═════ DATA SECTION

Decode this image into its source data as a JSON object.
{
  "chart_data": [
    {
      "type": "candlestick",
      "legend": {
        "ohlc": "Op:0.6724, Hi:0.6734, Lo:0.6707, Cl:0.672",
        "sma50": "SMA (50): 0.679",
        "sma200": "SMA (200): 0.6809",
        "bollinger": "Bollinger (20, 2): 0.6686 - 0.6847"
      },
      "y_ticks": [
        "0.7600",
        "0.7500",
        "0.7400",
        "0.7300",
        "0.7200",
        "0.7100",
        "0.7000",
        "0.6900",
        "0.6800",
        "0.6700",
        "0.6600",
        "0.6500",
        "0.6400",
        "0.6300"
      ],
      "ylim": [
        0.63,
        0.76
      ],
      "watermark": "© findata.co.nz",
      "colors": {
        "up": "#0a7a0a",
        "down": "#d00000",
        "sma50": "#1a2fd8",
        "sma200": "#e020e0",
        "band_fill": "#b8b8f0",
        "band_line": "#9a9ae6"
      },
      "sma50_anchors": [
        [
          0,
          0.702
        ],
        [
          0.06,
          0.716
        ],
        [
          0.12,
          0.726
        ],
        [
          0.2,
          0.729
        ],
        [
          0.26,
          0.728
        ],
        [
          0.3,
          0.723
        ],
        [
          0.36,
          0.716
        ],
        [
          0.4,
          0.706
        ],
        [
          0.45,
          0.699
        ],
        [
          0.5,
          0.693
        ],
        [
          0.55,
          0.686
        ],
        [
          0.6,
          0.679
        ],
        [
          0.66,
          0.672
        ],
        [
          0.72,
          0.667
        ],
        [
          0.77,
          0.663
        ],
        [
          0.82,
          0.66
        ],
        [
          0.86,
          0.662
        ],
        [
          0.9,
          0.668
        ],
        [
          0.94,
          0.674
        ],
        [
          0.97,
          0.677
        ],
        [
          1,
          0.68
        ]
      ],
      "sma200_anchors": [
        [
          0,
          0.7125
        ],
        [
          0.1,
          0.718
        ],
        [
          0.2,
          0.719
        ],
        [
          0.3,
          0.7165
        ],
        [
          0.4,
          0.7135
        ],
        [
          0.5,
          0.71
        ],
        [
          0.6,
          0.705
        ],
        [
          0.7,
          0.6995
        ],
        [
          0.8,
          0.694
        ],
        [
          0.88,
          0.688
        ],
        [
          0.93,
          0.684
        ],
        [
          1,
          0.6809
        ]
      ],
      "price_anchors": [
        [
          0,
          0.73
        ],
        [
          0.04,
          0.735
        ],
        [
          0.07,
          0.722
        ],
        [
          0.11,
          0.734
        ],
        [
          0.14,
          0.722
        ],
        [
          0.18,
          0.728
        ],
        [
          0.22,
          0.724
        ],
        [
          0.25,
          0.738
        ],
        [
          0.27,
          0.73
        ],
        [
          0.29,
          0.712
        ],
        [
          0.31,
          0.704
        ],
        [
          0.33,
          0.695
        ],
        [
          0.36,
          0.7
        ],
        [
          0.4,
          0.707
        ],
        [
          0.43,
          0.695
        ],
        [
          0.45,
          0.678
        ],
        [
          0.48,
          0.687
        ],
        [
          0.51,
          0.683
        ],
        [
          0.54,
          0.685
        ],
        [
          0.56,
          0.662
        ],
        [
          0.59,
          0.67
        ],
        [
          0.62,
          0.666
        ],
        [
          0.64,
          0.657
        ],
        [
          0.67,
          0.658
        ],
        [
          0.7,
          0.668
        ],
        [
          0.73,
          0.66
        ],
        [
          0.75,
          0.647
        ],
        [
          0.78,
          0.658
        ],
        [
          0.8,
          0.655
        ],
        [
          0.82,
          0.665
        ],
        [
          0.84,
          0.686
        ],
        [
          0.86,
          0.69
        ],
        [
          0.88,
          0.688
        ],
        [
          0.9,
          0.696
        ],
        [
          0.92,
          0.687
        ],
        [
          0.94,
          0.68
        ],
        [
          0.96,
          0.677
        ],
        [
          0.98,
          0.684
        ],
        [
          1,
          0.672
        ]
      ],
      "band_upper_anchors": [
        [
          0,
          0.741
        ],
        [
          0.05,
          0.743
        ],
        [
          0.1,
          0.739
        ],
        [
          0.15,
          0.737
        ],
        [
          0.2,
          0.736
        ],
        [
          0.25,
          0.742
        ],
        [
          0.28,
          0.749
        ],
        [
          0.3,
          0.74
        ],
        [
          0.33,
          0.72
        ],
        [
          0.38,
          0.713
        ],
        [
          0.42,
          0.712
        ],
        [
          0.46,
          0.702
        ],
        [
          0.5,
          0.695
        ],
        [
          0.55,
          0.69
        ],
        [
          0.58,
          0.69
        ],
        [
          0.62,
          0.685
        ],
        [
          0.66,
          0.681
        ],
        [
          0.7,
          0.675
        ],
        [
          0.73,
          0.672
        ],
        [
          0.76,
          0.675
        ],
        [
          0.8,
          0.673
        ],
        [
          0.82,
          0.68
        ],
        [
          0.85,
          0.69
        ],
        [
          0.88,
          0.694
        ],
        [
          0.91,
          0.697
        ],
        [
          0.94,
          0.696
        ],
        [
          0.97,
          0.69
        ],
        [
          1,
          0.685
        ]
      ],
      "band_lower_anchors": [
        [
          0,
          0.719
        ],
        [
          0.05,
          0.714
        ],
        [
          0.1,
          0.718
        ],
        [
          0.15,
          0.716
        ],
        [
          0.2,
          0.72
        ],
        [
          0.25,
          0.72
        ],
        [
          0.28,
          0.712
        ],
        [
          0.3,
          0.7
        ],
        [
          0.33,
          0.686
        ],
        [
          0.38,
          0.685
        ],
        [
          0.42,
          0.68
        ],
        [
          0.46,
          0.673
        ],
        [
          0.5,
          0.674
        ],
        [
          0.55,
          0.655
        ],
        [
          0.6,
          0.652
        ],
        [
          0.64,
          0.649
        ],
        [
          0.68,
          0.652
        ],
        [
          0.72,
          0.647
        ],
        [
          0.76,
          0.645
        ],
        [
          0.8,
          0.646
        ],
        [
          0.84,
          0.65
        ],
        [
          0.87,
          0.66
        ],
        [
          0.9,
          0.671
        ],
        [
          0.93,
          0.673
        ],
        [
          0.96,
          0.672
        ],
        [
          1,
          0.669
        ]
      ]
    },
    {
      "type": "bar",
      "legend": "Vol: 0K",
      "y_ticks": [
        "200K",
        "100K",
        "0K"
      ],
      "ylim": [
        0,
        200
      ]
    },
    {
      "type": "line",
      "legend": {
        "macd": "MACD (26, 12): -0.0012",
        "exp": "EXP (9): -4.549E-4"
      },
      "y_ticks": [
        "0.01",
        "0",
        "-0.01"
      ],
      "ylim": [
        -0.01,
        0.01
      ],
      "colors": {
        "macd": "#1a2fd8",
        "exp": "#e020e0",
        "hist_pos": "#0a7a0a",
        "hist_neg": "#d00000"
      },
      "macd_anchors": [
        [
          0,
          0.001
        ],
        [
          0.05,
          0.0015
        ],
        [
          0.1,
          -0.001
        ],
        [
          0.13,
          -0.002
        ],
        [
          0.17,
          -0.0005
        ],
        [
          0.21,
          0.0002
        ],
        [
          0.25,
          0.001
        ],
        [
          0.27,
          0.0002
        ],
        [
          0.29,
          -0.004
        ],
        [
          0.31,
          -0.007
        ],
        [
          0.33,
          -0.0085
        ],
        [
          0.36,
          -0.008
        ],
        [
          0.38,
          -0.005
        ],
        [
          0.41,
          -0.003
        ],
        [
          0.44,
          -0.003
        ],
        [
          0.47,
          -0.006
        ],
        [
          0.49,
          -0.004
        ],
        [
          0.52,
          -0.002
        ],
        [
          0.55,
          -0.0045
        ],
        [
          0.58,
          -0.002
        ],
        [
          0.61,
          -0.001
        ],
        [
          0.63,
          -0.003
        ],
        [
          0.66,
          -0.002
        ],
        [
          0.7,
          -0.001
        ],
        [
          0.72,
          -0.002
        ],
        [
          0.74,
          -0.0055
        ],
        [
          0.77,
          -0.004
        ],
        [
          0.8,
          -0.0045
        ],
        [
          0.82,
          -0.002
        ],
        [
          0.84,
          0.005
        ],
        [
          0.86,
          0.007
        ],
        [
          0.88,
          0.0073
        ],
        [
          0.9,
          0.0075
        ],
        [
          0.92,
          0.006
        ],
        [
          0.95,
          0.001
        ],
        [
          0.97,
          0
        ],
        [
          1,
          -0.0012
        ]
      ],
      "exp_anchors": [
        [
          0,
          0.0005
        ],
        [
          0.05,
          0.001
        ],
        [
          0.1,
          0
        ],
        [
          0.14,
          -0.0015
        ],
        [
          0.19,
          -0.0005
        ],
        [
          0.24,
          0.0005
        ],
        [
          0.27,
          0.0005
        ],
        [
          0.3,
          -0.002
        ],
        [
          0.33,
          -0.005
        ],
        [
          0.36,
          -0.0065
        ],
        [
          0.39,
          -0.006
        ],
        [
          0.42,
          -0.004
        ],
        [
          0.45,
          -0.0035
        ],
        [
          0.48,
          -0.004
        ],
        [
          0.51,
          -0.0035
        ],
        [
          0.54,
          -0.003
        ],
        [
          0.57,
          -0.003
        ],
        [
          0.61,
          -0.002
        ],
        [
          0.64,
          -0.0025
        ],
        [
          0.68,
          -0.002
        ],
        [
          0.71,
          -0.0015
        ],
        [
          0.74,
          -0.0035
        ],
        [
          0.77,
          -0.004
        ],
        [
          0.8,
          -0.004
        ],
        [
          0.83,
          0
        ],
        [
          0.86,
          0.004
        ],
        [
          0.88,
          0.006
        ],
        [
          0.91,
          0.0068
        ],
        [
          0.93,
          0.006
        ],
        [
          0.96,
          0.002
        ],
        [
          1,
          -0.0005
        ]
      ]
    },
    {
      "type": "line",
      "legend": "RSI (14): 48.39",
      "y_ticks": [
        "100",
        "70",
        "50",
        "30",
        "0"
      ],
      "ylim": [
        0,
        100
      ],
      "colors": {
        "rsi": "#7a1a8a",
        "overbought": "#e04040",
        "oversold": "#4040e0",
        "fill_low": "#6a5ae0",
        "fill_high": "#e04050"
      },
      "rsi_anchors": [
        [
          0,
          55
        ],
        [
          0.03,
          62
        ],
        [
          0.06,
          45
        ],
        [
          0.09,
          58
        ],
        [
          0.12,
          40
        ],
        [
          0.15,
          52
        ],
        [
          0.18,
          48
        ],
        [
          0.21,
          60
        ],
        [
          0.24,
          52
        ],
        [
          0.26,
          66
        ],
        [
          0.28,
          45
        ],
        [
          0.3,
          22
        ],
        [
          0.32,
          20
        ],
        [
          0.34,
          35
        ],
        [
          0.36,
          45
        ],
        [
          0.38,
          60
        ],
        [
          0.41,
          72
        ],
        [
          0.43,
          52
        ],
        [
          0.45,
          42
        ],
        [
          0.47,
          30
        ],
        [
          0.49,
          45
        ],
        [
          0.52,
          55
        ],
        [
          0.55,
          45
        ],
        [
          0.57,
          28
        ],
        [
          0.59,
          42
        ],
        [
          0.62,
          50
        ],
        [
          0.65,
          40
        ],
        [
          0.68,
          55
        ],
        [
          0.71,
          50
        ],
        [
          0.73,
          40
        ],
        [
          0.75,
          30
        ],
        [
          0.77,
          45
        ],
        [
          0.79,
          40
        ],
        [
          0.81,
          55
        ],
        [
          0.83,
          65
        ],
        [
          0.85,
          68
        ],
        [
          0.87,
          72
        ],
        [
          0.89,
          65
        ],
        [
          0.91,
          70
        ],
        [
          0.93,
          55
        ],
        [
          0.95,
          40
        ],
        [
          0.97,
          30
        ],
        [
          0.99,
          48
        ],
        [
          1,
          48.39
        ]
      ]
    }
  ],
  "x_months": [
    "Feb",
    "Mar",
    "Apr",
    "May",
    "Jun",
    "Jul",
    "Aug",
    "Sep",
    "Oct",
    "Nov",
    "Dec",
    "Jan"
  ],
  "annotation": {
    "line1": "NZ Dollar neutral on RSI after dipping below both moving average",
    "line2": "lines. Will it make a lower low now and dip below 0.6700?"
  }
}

══════════

# GOAL:
Across all the entries, count the lines that contain the word "below" and give the number by itself.

# TASK SOLUTION:
2